- [Task instructions]:
Copy out all lines that carry the word "seed".

- [Input for this task]:

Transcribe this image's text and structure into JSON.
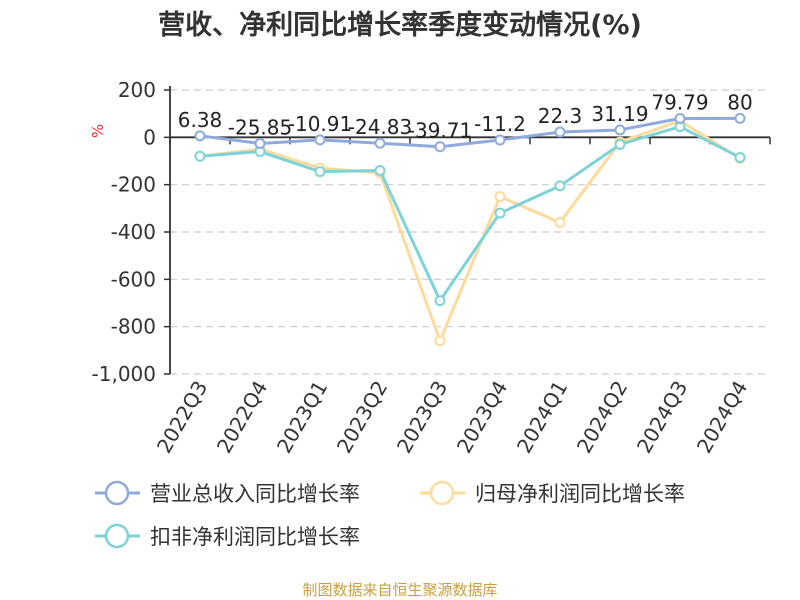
{
  "chart_data": {
    "type": "line",
    "title": "营收、净利同比增长率季度变动情况(%)",
    "y_unit": "%",
    "categories": [
      "2022Q3",
      "2022Q4",
      "2023Q1",
      "2023Q2",
      "2023Q3",
      "2023Q4",
      "2024Q1",
      "2024Q2",
      "2024Q3",
      "2024Q4"
    ],
    "yticks": [
      "200",
      "0",
      "-200",
      "-400",
      "-600",
      "-800",
      "-1,000"
    ],
    "ylim": [
      -1000,
      200
    ],
    "grid": true,
    "legend_position": "bottom",
    "series": [
      {
        "name": "营业总收入同比增长率",
        "color": "#8faadc",
        "values": [
          6.38,
          -25.85,
          -10.91,
          -24.83,
          -39.71,
          -11.2,
          22.3,
          31.19,
          79.79,
          80
        ],
        "labels": [
          "6.38",
          "-25.85",
          "-10.91",
          "-24.83",
          "-39.71",
          "-11.2",
          "22.3",
          "31.19",
          "79.79",
          "80"
        ]
      },
      {
        "name": "归母净利润同比增长率",
        "color": "#fddb9c",
        "values": [
          -80,
          -50,
          -130,
          -150,
          -860,
          -250,
          -360,
          -20,
          70,
          -90
        ]
      },
      {
        "name": "扣非净利润同比增长率",
        "color": "#7fd3d6",
        "values": [
          -80,
          -60,
          -145,
          -140,
          -690,
          -320,
          -205,
          -30,
          45,
          -85
        ]
      }
    ]
  },
  "source": "制图数据来自恒生聚源数据库"
}
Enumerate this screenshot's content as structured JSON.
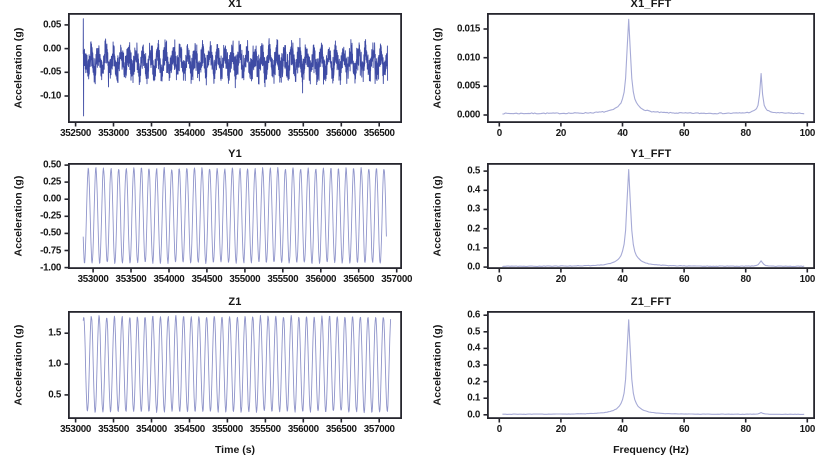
{
  "styles": {
    "background": "#ffffff",
    "text_color": "#161616",
    "spine_color": "#26262e",
    "dense_line_color": "#3e4ba4",
    "sine_line_color": "#9095cb",
    "fft_line_color": "#a6aad6"
  },
  "chart_data": [
    {
      "id": "x1",
      "type": "line",
      "title": "X1",
      "xlabel": "",
      "ylabel": "Acceleration (g)",
      "xlim": [
        352400,
        356800
      ],
      "ylim": [
        -0.157,
        0.075
      ],
      "xticks": [
        352500,
        353000,
        353500,
        354000,
        354500,
        355000,
        355500,
        356000,
        356500
      ],
      "xtick_labels": [
        "352500",
        "353000",
        "353500",
        "354000",
        "354500",
        "355000",
        "355500",
        "356000",
        "356500"
      ],
      "yticks": [
        0.05,
        0.0,
        -0.05,
        -0.1
      ],
      "ytick_labels": [
        "0.05",
        "0.00",
        "-0.05",
        "-0.10"
      ],
      "line_color": "#3e4ba4",
      "line_width": 0.9,
      "signal": {
        "kind": "noisy",
        "x_start": 352600,
        "x_end": 356610,
        "n": 2300,
        "seed": 42,
        "mean": -0.028,
        "sine_amp": 0.018,
        "cycles": 41,
        "noise_amp": 0.034,
        "start_max": 0.063,
        "start_min": -0.142
      }
    },
    {
      "id": "x1_fft",
      "type": "line",
      "title": "X1_FFT",
      "xlabel": "",
      "ylabel": "Acceleration (g)",
      "xlim": [
        -4,
        102.5
      ],
      "ylim": [
        -0.0014,
        0.0178
      ],
      "xticks": [
        0,
        20,
        40,
        60,
        80,
        100
      ],
      "xtick_labels": [
        "0",
        "20",
        "40",
        "60",
        "80",
        "100"
      ],
      "yticks": [
        0.015,
        0.01,
        0.005,
        0.0
      ],
      "ytick_labels": [
        "0.015",
        "0.010",
        "0.005",
        "0.000"
      ],
      "line_color": "#a6aad6",
      "line_width": 1.1,
      "signal": {
        "kind": "fft",
        "x_start": 1,
        "x_end": 99,
        "step": 0.5,
        "seed": 7,
        "base": 0.00025,
        "peaks": [
          {
            "c": 42,
            "h": 0.0152,
            "w": 0.7
          },
          {
            "c": 42,
            "h": 0.0012,
            "w": 3.5
          },
          {
            "c": 85,
            "h": 0.0066,
            "w": 0.45
          },
          {
            "c": 85,
            "h": 0.0004,
            "w": 2.5
          }
        ]
      }
    },
    {
      "id": "y1",
      "type": "line",
      "title": "Y1",
      "xlabel": "",
      "ylabel": "Acceleration (g)",
      "xlim": [
        352670,
        357070
      ],
      "ylim": [
        -1.02,
        0.53
      ],
      "xticks": [
        353000,
        353500,
        354000,
        354500,
        355000,
        355500,
        356000,
        356500,
        357000
      ],
      "xtick_labels": [
        "353000",
        "353500",
        "354000",
        "354500",
        "355000",
        "355500",
        "356000",
        "356500",
        "357000"
      ],
      "yticks": [
        0.5,
        0.25,
        0.0,
        -0.25,
        -0.5,
        -0.75,
        -1.0
      ],
      "ytick_labels": [
        "0.50",
        "0.25",
        "0.00",
        "-0.25",
        "-0.50",
        "-0.75",
        "-1.00"
      ],
      "line_color": "#9095cb",
      "line_width": 0.9,
      "signal": {
        "kind": "sine",
        "x_start": 352870,
        "x_end": 356865,
        "n": 780,
        "seed": 11,
        "offset": -0.24,
        "amp": 0.69,
        "cycles": 40,
        "phase": 3.6,
        "amp_jitter": 0.05
      }
    },
    {
      "id": "y1_fft",
      "type": "line",
      "title": "Y1_FFT",
      "xlabel": "",
      "ylabel": "Acceleration (g)",
      "xlim": [
        -4,
        102.5
      ],
      "ylim": [
        -0.01,
        0.542
      ],
      "xticks": [
        0,
        20,
        40,
        60,
        80,
        100
      ],
      "xtick_labels": [
        "0",
        "20",
        "40",
        "60",
        "80",
        "100"
      ],
      "yticks": [
        0.5,
        0.4,
        0.3,
        0.2,
        0.1,
        0.0
      ],
      "ytick_labels": [
        "0.5",
        "0.4",
        "0.3",
        "0.2",
        "0.1",
        "0.0"
      ],
      "line_color": "#a6aad6",
      "line_width": 1.1,
      "signal": {
        "kind": "fft",
        "x_start": 1,
        "x_end": 99,
        "step": 0.5,
        "seed": 19,
        "base": 0.004,
        "peaks": [
          {
            "c": 42,
            "h": 0.47,
            "w": 0.7
          },
          {
            "c": 42,
            "h": 0.035,
            "w": 3.5
          },
          {
            "c": 85,
            "h": 0.028,
            "w": 0.6
          }
        ]
      }
    },
    {
      "id": "z1",
      "type": "line",
      "title": "Z1",
      "xlabel": "Time (s)",
      "ylabel": "Acceleration (g)",
      "xlim": [
        352900,
        357300
      ],
      "ylim": [
        0.11,
        1.86
      ],
      "xticks": [
        353000,
        353500,
        354000,
        354500,
        355000,
        355500,
        356000,
        356500,
        357000
      ],
      "xtick_labels": [
        "353000",
        "353500",
        "354000",
        "354500",
        "355000",
        "355500",
        "356000",
        "356500",
        "357000"
      ],
      "yticks": [
        1.5,
        1.0,
        0.5
      ],
      "ytick_labels": [
        "1.5",
        "1.0",
        "0.5"
      ],
      "line_color": "#8e93c9",
      "line_width": 0.9,
      "signal": {
        "kind": "sine",
        "x_start": 353100,
        "x_end": 357150,
        "n": 780,
        "seed": 23,
        "offset": 1.0,
        "amp": 0.77,
        "cycles": 40,
        "phase": 1.2,
        "amp_jitter": 0.05
      }
    },
    {
      "id": "z1_fft",
      "type": "line",
      "title": "Z1_FFT",
      "xlabel": "Frequency (Hz)",
      "ylabel": "Acceleration (g)",
      "xlim": [
        -4,
        102.5
      ],
      "ylim": [
        -0.025,
        0.625
      ],
      "xticks": [
        0,
        20,
        40,
        60,
        80,
        100
      ],
      "xtick_labels": [
        "0",
        "20",
        "40",
        "60",
        "80",
        "100"
      ],
      "yticks": [
        0.6,
        0.5,
        0.4,
        0.3,
        0.2,
        0.1,
        0.0
      ],
      "ytick_labels": [
        "0.6",
        "0.5",
        "0.4",
        "0.3",
        "0.2",
        "0.1",
        "0.0"
      ],
      "line_color": "#a6aad6",
      "line_width": 1.1,
      "signal": {
        "kind": "fft",
        "x_start": 1,
        "x_end": 99,
        "step": 0.5,
        "seed": 31,
        "base": 0.003,
        "peaks": [
          {
            "c": 42,
            "h": 0.53,
            "w": 0.7
          },
          {
            "c": 42,
            "h": 0.04,
            "w": 3.5
          },
          {
            "c": 85,
            "h": 0.01,
            "w": 0.7
          }
        ]
      }
    }
  ]
}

- [Task solution]:
        "seed": 42,
        "seed": 7,
        "seed": 11,
        "seed": 19,
        "seed": 23,
        "seed": 31,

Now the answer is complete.